**YOUR TASK**
Rewrite the lines of the records below as a single numbered list, skipping any blank lines and leaving out the pictures.

**TASK DATA**
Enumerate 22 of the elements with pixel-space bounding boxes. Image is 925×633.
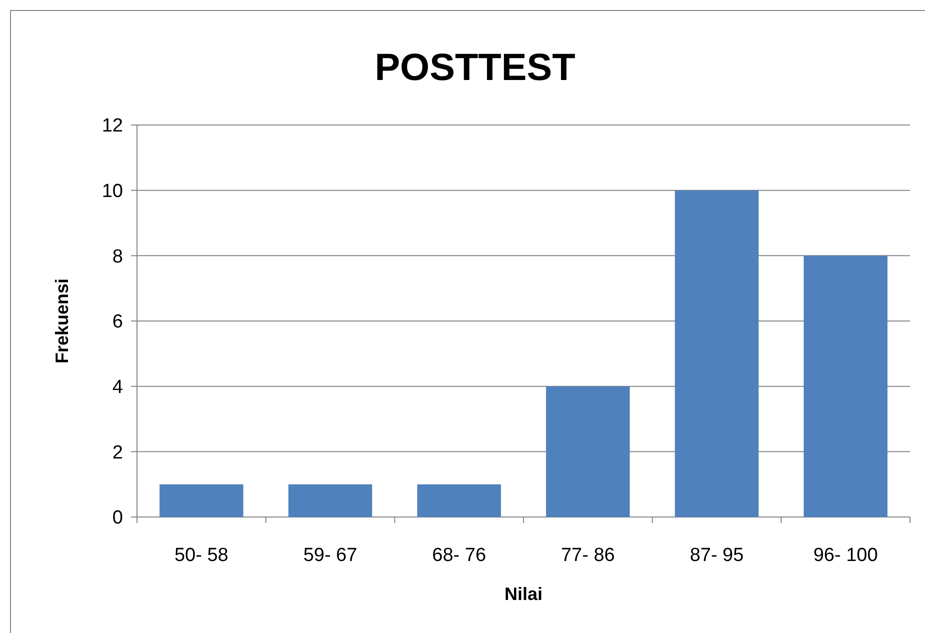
y-tick-label: 10 (102, 180, 123, 202)
y-tick-label: 0 (112, 508, 123, 529)
bar (160, 484, 244, 517)
y-tick-label: 8 (112, 246, 123, 268)
y-tick-label: 6 (112, 312, 123, 333)
y-axis-title: Frekuensi (52, 278, 72, 364)
y-tick-label: 4 (112, 376, 124, 398)
x-tick-label: 59- 67 (303, 545, 358, 566)
bar (674, 190, 759, 517)
x-tick-label: 87- 95 (690, 545, 744, 566)
x-tick-label: 77- 86 (560, 545, 615, 566)
x-tick-label: 68- 76 (432, 545, 486, 566)
chart-title: POSTTEST (374, 47, 576, 89)
x-tick-label: 50- 58 (174, 545, 228, 566)
bar (546, 386, 630, 517)
y-tick-label: 2 (112, 442, 123, 464)
bar (804, 256, 888, 517)
y-tick-label: 12 (102, 116, 123, 137)
x-tick-label: 96- 100 (813, 545, 878, 566)
bar (417, 484, 501, 517)
bar (288, 484, 372, 517)
x-axis-title: Nilai (504, 584, 543, 604)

**FINISHED EXERCISE**
1. Enumerate 22 of the elements with pixel-space bounding boxes. Image is 925×633.
2. y-tick-label: 10 (102, 180, 123, 202)
3. y-tick-label: 0 (112, 508, 123, 529)
4. bar (160, 484, 244, 517)
5. y-tick-label: 8 (112, 246, 123, 268)
6. y-tick-label: 6 (112, 312, 123, 333)
7. y-axis-title: Frekuensi (52, 278, 72, 364)
8. y-tick-label: 4 (112, 376, 124, 398)
9. x-tick-label: 59- 67 (303, 545, 358, 566)
10. bar (674, 190, 759, 517)
11. x-tick-label: 87- 95 (690, 545, 744, 566)
12. x-tick-label: 77- 86 (560, 545, 615, 566)
13. x-tick-label: 68- 76 (432, 545, 486, 566)
14. chart-title: POSTTEST (374, 47, 576, 89)
15. x-tick-label: 50- 58 (174, 545, 228, 566)
16. bar (546, 386, 630, 517)
17. y-tick-label: 2 (112, 442, 123, 464)
18. bar (804, 256, 888, 517)
19. y-tick-label: 12 (102, 116, 123, 137)
20. x-tick-label: 96- 100 (813, 545, 878, 566)
21. bar (417, 484, 501, 517)
22. bar (288, 484, 372, 517)
23. x-axis-title: Nilai (504, 584, 543, 604)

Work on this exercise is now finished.